● What you will do
Find every line in the records below that holds the word "Sales", and copy it out.

....

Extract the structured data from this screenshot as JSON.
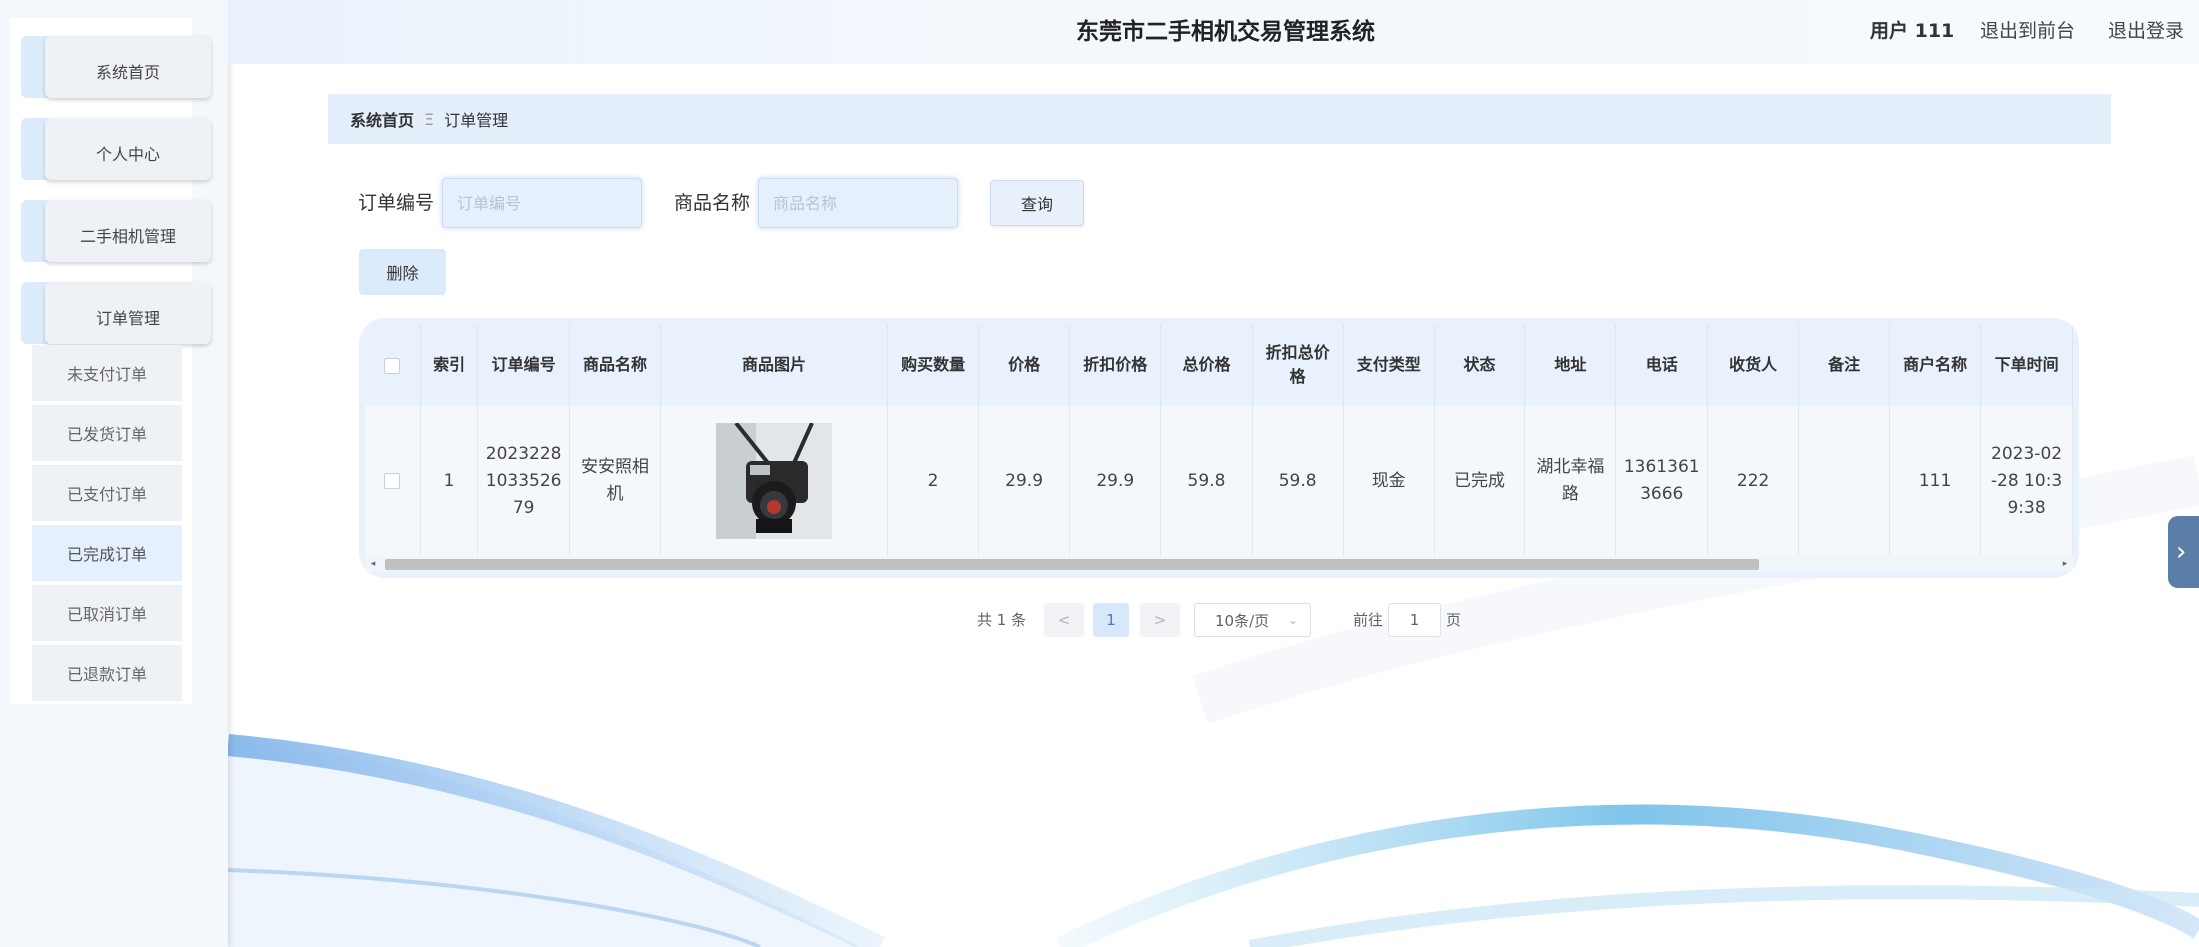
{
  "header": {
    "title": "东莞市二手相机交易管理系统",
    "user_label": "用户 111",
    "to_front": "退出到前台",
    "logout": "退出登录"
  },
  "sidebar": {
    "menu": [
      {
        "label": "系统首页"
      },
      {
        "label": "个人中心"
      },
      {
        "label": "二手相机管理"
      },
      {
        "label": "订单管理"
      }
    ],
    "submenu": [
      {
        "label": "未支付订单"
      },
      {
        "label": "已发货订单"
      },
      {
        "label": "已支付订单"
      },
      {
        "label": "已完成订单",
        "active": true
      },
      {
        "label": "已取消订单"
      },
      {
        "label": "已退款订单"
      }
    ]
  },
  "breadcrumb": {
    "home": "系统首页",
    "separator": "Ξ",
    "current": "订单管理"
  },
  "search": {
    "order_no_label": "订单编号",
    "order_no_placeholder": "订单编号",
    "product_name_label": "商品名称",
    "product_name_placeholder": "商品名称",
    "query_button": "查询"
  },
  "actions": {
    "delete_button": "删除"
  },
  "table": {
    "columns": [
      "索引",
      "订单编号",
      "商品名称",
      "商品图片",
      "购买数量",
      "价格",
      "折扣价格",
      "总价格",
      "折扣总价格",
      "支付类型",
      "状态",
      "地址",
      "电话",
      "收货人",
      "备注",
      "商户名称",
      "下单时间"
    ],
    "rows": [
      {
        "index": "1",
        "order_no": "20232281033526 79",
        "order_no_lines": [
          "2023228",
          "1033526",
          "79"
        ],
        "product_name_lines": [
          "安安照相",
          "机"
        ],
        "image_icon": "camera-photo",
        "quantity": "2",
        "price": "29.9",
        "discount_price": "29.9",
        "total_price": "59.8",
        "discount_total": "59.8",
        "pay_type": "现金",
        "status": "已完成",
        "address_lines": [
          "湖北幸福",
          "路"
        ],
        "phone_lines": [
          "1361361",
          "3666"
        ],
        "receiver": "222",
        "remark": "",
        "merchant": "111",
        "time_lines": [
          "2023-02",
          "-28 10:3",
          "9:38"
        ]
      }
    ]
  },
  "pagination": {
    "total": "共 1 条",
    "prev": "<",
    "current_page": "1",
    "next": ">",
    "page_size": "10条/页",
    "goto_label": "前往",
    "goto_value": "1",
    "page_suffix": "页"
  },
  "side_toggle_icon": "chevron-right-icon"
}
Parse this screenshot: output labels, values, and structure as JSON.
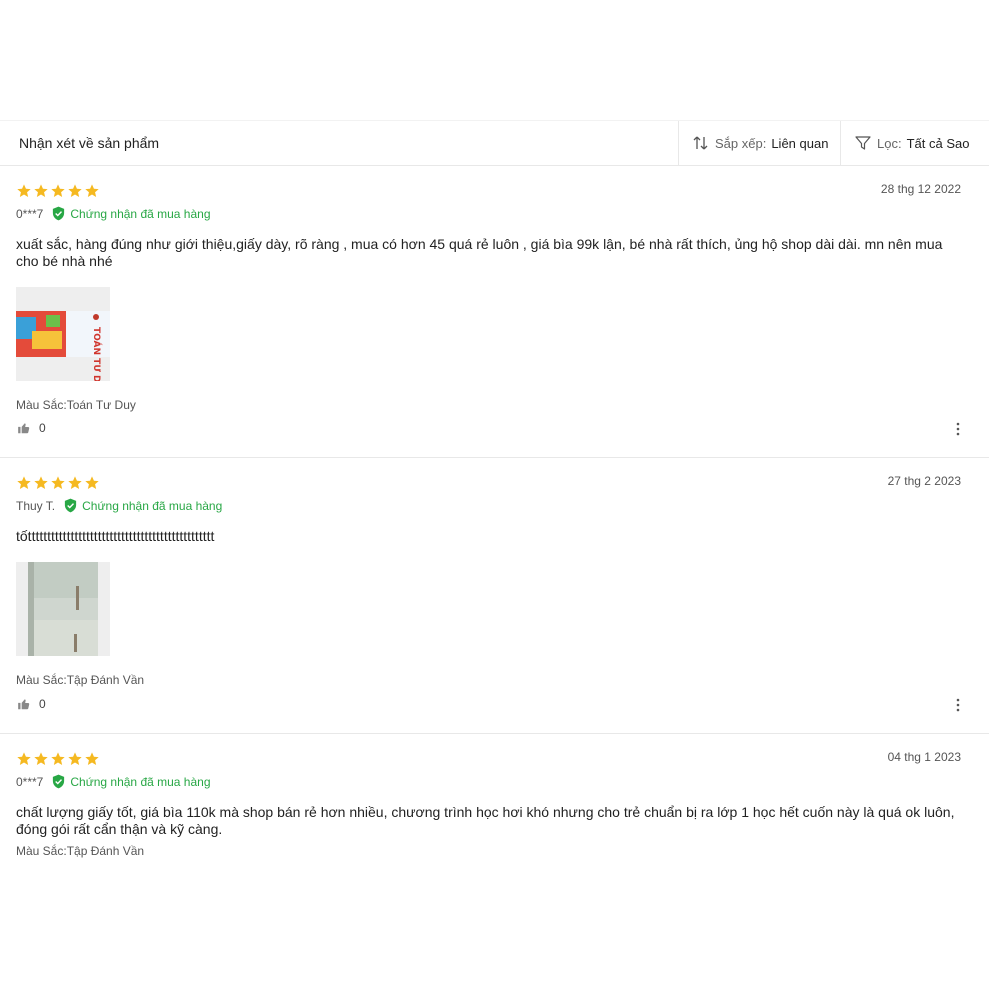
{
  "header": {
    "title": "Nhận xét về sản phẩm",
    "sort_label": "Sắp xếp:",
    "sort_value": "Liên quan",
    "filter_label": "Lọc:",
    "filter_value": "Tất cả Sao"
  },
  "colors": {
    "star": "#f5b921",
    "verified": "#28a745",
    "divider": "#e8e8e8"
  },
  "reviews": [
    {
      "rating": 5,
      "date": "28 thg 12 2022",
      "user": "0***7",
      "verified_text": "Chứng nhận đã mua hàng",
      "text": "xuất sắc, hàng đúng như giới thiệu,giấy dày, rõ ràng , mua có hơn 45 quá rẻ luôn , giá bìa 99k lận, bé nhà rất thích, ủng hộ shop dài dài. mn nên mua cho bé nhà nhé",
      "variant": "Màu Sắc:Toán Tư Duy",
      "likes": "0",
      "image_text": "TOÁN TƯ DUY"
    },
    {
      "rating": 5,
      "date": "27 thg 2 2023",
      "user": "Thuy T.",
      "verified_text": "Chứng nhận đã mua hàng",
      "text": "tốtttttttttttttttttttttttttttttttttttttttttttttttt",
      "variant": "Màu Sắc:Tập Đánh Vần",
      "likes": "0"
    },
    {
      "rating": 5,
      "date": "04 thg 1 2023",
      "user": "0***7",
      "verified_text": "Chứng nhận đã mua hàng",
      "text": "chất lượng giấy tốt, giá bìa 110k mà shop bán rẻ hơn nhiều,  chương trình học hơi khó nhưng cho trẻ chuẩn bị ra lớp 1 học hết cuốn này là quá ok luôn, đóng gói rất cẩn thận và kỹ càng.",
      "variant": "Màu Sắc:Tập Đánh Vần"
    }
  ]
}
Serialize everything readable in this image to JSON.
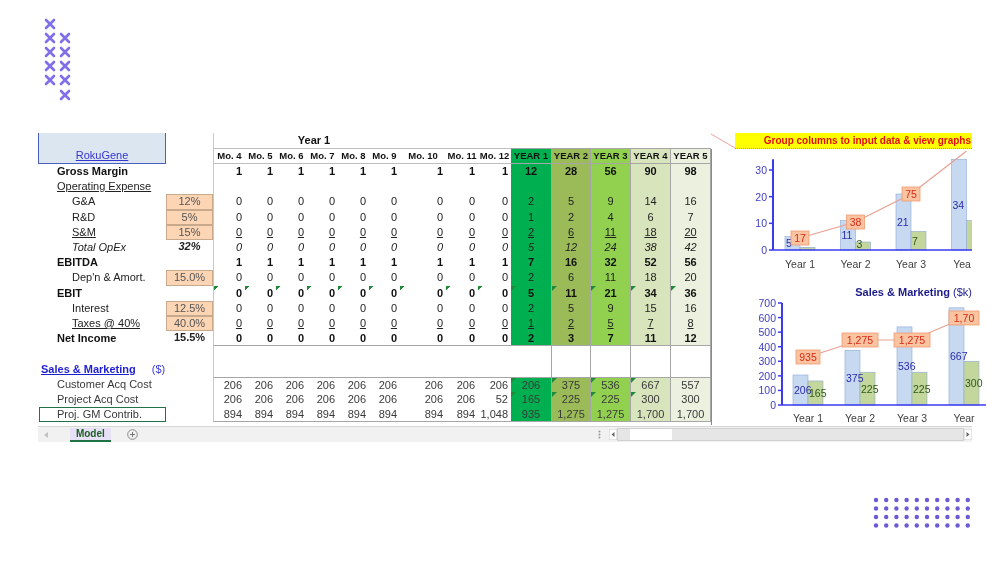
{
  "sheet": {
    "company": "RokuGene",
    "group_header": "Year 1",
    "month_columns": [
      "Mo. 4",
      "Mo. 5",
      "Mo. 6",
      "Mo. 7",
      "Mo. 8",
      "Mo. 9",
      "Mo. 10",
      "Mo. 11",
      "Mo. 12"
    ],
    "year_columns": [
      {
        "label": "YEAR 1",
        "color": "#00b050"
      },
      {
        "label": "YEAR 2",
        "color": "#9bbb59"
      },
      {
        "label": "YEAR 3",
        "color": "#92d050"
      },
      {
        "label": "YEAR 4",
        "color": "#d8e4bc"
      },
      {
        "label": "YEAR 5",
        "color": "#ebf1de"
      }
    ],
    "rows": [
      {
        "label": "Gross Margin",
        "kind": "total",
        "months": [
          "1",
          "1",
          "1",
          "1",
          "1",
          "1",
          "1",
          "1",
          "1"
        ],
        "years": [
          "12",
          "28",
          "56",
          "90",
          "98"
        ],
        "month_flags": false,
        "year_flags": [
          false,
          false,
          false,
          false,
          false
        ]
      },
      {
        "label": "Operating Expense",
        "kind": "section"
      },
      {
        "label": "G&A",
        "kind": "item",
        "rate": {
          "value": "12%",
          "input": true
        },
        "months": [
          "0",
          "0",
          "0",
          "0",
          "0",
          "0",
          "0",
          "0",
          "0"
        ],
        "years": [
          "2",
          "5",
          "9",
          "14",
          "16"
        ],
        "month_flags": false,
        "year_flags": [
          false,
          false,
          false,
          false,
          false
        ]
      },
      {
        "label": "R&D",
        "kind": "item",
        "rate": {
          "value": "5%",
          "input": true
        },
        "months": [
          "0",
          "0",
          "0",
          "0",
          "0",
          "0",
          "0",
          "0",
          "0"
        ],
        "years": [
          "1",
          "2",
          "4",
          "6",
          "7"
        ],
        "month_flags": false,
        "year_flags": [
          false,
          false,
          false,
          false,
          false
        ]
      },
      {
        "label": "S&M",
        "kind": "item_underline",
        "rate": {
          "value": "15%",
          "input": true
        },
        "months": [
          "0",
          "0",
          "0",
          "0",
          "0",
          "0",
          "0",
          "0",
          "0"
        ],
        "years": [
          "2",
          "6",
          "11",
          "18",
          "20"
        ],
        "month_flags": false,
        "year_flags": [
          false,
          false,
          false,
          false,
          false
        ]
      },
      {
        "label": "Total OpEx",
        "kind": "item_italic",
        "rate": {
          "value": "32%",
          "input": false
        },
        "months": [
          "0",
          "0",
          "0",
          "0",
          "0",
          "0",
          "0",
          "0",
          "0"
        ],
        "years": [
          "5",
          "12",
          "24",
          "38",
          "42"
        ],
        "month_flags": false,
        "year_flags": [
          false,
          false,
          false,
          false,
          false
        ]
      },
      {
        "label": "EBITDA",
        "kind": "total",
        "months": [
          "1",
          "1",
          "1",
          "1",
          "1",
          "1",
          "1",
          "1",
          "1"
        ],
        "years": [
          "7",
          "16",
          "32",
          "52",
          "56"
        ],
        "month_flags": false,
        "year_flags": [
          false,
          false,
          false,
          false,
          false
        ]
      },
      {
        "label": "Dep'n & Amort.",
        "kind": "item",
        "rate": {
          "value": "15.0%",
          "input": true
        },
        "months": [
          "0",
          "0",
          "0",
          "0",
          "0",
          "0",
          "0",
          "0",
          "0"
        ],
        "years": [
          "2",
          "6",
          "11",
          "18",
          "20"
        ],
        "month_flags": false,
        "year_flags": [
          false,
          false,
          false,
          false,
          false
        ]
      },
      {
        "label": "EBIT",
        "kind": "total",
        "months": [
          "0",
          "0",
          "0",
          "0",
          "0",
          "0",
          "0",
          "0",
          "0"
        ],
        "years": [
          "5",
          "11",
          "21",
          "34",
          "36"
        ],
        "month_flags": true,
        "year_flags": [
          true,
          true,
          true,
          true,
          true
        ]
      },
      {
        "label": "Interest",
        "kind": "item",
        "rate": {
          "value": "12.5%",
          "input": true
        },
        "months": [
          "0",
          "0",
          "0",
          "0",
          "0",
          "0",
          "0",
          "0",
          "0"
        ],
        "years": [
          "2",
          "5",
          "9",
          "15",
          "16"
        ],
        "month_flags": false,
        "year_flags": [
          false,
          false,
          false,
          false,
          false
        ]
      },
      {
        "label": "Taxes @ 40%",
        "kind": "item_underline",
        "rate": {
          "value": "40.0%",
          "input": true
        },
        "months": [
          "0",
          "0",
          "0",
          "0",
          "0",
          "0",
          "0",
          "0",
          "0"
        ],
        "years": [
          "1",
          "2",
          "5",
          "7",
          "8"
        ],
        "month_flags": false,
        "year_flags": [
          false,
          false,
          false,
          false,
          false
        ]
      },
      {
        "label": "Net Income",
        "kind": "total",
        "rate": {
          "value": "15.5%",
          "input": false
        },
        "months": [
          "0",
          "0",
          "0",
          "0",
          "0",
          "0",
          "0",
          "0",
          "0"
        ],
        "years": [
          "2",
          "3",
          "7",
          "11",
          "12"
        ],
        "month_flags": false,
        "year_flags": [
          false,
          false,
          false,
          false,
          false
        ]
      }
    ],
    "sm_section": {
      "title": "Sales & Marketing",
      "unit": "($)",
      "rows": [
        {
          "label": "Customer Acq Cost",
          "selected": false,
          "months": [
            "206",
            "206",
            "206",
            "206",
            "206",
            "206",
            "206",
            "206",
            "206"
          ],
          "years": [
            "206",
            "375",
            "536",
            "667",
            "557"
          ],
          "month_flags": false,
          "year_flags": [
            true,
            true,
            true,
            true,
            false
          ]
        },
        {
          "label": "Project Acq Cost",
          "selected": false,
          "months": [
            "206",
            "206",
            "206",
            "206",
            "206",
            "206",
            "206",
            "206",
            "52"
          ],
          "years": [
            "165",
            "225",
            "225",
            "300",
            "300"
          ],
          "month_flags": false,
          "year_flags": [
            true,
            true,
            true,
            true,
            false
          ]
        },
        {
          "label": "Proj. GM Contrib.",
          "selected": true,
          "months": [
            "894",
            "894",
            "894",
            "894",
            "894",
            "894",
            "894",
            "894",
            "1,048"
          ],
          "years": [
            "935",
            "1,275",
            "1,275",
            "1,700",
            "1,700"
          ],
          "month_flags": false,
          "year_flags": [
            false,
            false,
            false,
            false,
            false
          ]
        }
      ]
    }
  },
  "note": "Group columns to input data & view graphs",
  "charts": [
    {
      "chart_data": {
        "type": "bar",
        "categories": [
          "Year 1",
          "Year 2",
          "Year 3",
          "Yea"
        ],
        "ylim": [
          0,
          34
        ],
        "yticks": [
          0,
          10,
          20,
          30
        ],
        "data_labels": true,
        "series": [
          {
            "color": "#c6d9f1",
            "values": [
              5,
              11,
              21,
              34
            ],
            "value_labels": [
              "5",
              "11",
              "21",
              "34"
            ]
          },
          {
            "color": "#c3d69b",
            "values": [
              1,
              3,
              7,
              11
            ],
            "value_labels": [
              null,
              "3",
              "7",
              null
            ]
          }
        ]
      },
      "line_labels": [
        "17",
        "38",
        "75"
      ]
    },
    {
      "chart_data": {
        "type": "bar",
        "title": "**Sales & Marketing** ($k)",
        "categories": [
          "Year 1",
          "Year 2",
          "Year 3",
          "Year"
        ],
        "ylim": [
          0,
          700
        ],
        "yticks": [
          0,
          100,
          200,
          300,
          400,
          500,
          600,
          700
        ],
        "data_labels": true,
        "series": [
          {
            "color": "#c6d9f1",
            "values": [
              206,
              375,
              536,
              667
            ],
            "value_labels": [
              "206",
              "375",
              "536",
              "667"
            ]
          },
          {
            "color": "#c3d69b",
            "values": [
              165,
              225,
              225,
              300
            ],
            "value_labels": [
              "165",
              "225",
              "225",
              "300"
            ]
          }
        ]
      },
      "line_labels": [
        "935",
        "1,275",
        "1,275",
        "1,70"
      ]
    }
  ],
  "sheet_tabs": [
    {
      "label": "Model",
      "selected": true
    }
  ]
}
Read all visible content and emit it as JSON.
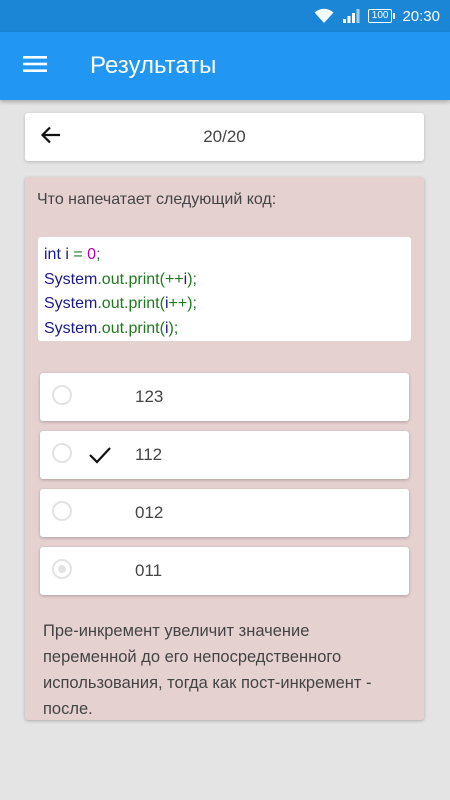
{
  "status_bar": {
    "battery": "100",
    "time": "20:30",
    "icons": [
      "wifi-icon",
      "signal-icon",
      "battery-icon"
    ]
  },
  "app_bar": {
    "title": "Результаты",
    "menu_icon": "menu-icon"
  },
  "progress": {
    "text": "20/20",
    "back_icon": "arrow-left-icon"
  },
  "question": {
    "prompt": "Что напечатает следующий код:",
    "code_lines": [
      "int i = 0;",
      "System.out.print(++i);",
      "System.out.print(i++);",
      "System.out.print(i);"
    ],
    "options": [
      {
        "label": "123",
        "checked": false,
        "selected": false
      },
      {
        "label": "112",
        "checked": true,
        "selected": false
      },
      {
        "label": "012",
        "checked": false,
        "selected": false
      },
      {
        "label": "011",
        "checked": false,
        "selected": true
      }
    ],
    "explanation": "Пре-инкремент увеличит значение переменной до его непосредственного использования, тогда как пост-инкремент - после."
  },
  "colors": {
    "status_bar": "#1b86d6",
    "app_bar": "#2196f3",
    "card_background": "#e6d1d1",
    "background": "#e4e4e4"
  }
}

....

● Expected output
      "title": "Sales & Marketing",
        "title": "**Sales & Marketing** ($k)",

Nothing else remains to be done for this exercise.